— Begin Data for this task —

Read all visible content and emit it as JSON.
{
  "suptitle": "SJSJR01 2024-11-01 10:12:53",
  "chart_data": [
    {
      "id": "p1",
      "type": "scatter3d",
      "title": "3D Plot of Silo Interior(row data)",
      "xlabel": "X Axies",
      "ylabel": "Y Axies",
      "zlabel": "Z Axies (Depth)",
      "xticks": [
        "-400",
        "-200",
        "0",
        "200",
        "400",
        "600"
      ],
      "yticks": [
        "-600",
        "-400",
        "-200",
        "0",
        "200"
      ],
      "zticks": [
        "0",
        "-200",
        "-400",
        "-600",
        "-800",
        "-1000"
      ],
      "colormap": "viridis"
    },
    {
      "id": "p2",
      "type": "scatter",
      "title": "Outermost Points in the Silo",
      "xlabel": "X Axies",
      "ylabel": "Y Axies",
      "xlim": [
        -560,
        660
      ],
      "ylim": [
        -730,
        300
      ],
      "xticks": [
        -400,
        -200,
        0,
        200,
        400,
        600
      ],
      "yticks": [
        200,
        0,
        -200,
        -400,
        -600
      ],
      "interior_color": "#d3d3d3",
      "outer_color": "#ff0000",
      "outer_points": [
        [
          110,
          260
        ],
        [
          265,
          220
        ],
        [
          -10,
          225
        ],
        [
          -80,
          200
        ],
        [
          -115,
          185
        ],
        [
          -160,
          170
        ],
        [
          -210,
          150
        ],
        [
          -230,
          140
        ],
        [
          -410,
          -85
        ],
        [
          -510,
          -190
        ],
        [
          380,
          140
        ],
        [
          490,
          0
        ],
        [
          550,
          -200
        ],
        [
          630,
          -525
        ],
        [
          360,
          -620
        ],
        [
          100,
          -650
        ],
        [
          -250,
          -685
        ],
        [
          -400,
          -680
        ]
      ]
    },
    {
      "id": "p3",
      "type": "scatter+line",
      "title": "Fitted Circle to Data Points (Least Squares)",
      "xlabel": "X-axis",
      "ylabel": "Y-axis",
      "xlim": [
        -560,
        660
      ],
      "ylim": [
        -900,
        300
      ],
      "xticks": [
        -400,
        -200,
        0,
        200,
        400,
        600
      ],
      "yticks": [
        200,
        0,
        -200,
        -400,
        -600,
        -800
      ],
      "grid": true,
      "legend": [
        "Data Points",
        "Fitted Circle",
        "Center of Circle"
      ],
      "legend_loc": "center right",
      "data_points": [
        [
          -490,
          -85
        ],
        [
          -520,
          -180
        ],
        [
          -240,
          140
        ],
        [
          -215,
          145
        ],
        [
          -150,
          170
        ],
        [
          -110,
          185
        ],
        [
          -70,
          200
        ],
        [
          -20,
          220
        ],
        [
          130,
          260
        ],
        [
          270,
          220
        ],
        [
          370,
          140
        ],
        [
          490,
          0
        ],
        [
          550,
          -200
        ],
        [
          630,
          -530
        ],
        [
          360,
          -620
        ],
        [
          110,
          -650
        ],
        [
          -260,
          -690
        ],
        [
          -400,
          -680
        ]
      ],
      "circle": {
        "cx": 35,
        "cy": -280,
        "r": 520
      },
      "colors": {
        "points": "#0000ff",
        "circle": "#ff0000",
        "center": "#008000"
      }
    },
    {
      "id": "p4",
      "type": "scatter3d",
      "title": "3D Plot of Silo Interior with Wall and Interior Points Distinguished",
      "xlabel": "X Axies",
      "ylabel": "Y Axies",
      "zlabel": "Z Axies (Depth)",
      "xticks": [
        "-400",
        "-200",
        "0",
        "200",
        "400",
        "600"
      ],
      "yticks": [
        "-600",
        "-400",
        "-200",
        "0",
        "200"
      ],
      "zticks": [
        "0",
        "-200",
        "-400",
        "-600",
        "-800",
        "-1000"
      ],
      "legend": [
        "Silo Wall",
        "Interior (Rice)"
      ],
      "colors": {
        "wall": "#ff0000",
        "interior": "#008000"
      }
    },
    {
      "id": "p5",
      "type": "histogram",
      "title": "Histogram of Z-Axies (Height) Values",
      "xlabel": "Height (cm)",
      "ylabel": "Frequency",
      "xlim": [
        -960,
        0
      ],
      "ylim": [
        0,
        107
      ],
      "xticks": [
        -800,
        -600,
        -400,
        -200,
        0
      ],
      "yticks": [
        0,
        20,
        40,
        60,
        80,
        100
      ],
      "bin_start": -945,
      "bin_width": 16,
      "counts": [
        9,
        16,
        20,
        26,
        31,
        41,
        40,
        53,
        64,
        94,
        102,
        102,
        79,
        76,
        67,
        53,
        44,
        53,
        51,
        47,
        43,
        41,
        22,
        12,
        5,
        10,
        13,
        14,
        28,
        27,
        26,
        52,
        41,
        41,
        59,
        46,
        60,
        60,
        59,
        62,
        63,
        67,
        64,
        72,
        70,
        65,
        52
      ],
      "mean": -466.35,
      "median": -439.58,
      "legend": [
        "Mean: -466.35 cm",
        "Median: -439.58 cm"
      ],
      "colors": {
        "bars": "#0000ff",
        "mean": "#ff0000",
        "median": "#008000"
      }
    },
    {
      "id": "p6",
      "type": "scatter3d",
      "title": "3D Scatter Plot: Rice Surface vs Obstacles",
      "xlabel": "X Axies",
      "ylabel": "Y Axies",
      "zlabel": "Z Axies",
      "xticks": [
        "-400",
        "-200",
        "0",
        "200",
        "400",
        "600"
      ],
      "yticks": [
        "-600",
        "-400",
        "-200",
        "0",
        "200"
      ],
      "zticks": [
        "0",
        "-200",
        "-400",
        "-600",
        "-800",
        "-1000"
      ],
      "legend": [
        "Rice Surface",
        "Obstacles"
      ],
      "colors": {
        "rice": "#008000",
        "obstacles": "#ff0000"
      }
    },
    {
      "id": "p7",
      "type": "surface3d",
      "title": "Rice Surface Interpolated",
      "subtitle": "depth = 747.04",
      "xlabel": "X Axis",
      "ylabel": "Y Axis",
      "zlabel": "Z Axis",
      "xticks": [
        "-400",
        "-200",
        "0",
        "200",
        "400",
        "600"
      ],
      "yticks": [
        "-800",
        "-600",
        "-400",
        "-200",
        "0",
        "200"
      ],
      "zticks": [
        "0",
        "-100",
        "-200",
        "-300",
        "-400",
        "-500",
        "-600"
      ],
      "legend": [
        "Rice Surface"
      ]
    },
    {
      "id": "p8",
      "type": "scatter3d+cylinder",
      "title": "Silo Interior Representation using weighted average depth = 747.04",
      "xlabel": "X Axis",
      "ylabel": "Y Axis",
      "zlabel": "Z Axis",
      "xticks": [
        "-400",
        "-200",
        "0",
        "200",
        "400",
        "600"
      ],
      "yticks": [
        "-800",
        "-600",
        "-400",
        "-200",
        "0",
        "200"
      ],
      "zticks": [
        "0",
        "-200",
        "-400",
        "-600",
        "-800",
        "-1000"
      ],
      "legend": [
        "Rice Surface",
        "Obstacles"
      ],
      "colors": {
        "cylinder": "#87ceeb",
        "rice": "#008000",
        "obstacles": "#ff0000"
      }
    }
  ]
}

— End Data for this task —

● **Exercise objective**
Set down the material above again, word for word.

● **Reply to the exercise**
Read all visible content and emit it as JSON.
{
  "suptitle": "SJSJR01 2024-11-01 10:12:53",
  "chart_data": [
    {
      "id": "p1",
      "type": "scatter3d",
      "title": "3D Plot of Silo Interior(row data)",
      "xlabel": "X Axies",
      "ylabel": "Y Axies",
      "zlabel": "Z Axies (Depth)",
      "xticks": [
        "-400",
        "-200",
        "0",
        "200",
        "400",
        "600"
      ],
      "yticks": [
        "-600",
        "-400",
        "-200",
        "0",
        "200"
      ],
      "zticks": [
        "0",
        "-200",
        "-400",
        "-600",
        "-800",
        "-1000"
      ],
      "colormap": "viridis"
    },
    {
      "id": "p2",
      "type": "scatter",
      "title": "Outermost Points in the Silo",
      "xlabel": "X Axies",
      "ylabel": "Y Axies",
      "xlim": [
        -560,
        660
      ],
      "ylim": [
        -730,
        300
      ],
      "xticks": [
        -400,
        -200,
        0,
        200,
        400,
        600
      ],
      "yticks": [
        200,
        0,
        -200,
        -400,
        -600
      ],
      "interior_color": "#d3d3d3",
      "outer_color": "#ff0000",
      "outer_points": [
        [
          110,
          260
        ],
        [
          265,
          220
        ],
        [
          -10,
          225
        ],
        [
          -80,
          200
        ],
        [
          -115,
          185
        ],
        [
          -160,
          170
        ],
        [
          -210,
          150
        ],
        [
          -230,
          140
        ],
        [
          -410,
          -85
        ],
        [
          -510,
          -190
        ],
        [
          380,
          140
        ],
        [
          490,
          0
        ],
        [
          550,
          -200
        ],
        [
          630,
          -525
        ],
        [
          360,
          -620
        ],
        [
          100,
          -650
        ],
        [
          -250,
          -685
        ],
        [
          -400,
          -680
        ]
      ]
    },
    {
      "id": "p3",
      "type": "scatter+line",
      "title": "Fitted Circle to Data Points (Least Squares)",
      "xlabel": "X-axis",
      "ylabel": "Y-axis",
      "xlim": [
        -560,
        660
      ],
      "ylim": [
        -900,
        300
      ],
      "xticks": [
        -400,
        -200,
        0,
        200,
        400,
        600
      ],
      "yticks": [
        200,
        0,
        -200,
        -400,
        -600,
        -800
      ],
      "grid": true,
      "legend": [
        "Data Points",
        "Fitted Circle",
        "Center of Circle"
      ],
      "legend_loc": "center right",
      "data_points": [
        [
          -490,
          -85
        ],
        [
          -520,
          -180
        ],
        [
          -240,
          140
        ],
        [
          -215,
          145
        ],
        [
          -150,
          170
        ],
        [
          -110,
          185
        ],
        [
          -70,
          200
        ],
        [
          -20,
          220
        ],
        [
          130,
          260
        ],
        [
          270,
          220
        ],
        [
          370,
          140
        ],
        [
          490,
          0
        ],
        [
          550,
          -200
        ],
        [
          630,
          -530
        ],
        [
          360,
          -620
        ],
        [
          110,
          -650
        ],
        [
          -260,
          -690
        ],
        [
          -400,
          -680
        ]
      ],
      "circle": {
        "cx": 35,
        "cy": -280,
        "r": 520
      },
      "colors": {
        "points": "#0000ff",
        "circle": "#ff0000",
        "center": "#008000"
      }
    },
    {
      "id": "p4",
      "type": "scatter3d",
      "title": "3D Plot of Silo Interior with Wall and Interior Points Distinguished",
      "xlabel": "X Axies",
      "ylabel": "Y Axies",
      "zlabel": "Z Axies (Depth)",
      "xticks": [
        "-400",
        "-200",
        "0",
        "200",
        "400",
        "600"
      ],
      "yticks": [
        "-600",
        "-400",
        "-200",
        "0",
        "200"
      ],
      "zticks": [
        "0",
        "-200",
        "-400",
        "-600",
        "-800",
        "-1000"
      ],
      "legend": [
        "Silo Wall",
        "Interior (Rice)"
      ],
      "colors": {
        "wall": "#ff0000",
        "interior": "#008000"
      }
    },
    {
      "id": "p5",
      "type": "histogram",
      "title": "Histogram of Z-Axies (Height) Values",
      "xlabel": "Height (cm)",
      "ylabel": "Frequency",
      "xlim": [
        -960,
        0
      ],
      "ylim": [
        0,
        107
      ],
      "xticks": [
        -800,
        -600,
        -400,
        -200,
        0
      ],
      "yticks": [
        0,
        20,
        40,
        60,
        80,
        100
      ],
      "bin_start": -945,
      "bin_width": 16,
      "counts": [
        9,
        16,
        20,
        26,
        31,
        41,
        40,
        53,
        64,
        94,
        102,
        102,
        79,
        76,
        67,
        53,
        44,
        53,
        51,
        47,
        43,
        41,
        22,
        12,
        5,
        10,
        13,
        14,
        28,
        27,
        26,
        52,
        41,
        41,
        59,
        46,
        60,
        60,
        59,
        62,
        63,
        67,
        64,
        72,
        70,
        65,
        52
      ],
      "mean": -466.35,
      "median": -439.58,
      "legend": [
        "Mean: -466.35 cm",
        "Median: -439.58 cm"
      ],
      "colors": {
        "bars": "#0000ff",
        "mean": "#ff0000",
        "median": "#008000"
      }
    },
    {
      "id": "p6",
      "type": "scatter3d",
      "title": "3D Scatter Plot: Rice Surface vs Obstacles",
      "xlabel": "X Axies",
      "ylabel": "Y Axies",
      "zlabel": "Z Axies",
      "xticks": [
        "-400",
        "-200",
        "0",
        "200",
        "400",
        "600"
      ],
      "yticks": [
        "-600",
        "-400",
        "-200",
        "0",
        "200"
      ],
      "zticks": [
        "0",
        "-200",
        "-400",
        "-600",
        "-800",
        "-1000"
      ],
      "legend": [
        "Rice Surface",
        "Obstacles"
      ],
      "colors": {
        "rice": "#008000",
        "obstacles": "#ff0000"
      }
    },
    {
      "id": "p7",
      "type": "surface3d",
      "title": "Rice Surface Interpolated",
      "subtitle": "depth = 747.04",
      "xlabel": "X Axis",
      "ylabel": "Y Axis",
      "zlabel": "Z Axis",
      "xticks": [
        "-400",
        "-200",
        "0",
        "200",
        "400",
        "600"
      ],
      "yticks": [
        "-800",
        "-600",
        "-400",
        "-200",
        "0",
        "200"
      ],
      "zticks": [
        "0",
        "-100",
        "-200",
        "-300",
        "-400",
        "-500",
        "-600"
      ],
      "legend": [
        "Rice Surface"
      ]
    },
    {
      "id": "p8",
      "type": "scatter3d+cylinder",
      "title": "Silo Interior Representation using weighted average depth = 747.04",
      "xlabel": "X Axis",
      "ylabel": "Y Axis",
      "zlabel": "Z Axis",
      "xticks": [
        "-400",
        "-200",
        "0",
        "200",
        "400",
        "600"
      ],
      "yticks": [
        "-800",
        "-600",
        "-400",
        "-200",
        "0",
        "200"
      ],
      "zticks": [
        "0",
        "-200",
        "-400",
        "-600",
        "-800",
        "-1000"
      ],
      "legend": [
        "Rice Surface",
        "Obstacles"
      ],
      "colors": {
        "cylinder": "#87ceeb",
        "rice": "#008000",
        "obstacles": "#ff0000"
      }
    }
  ]
}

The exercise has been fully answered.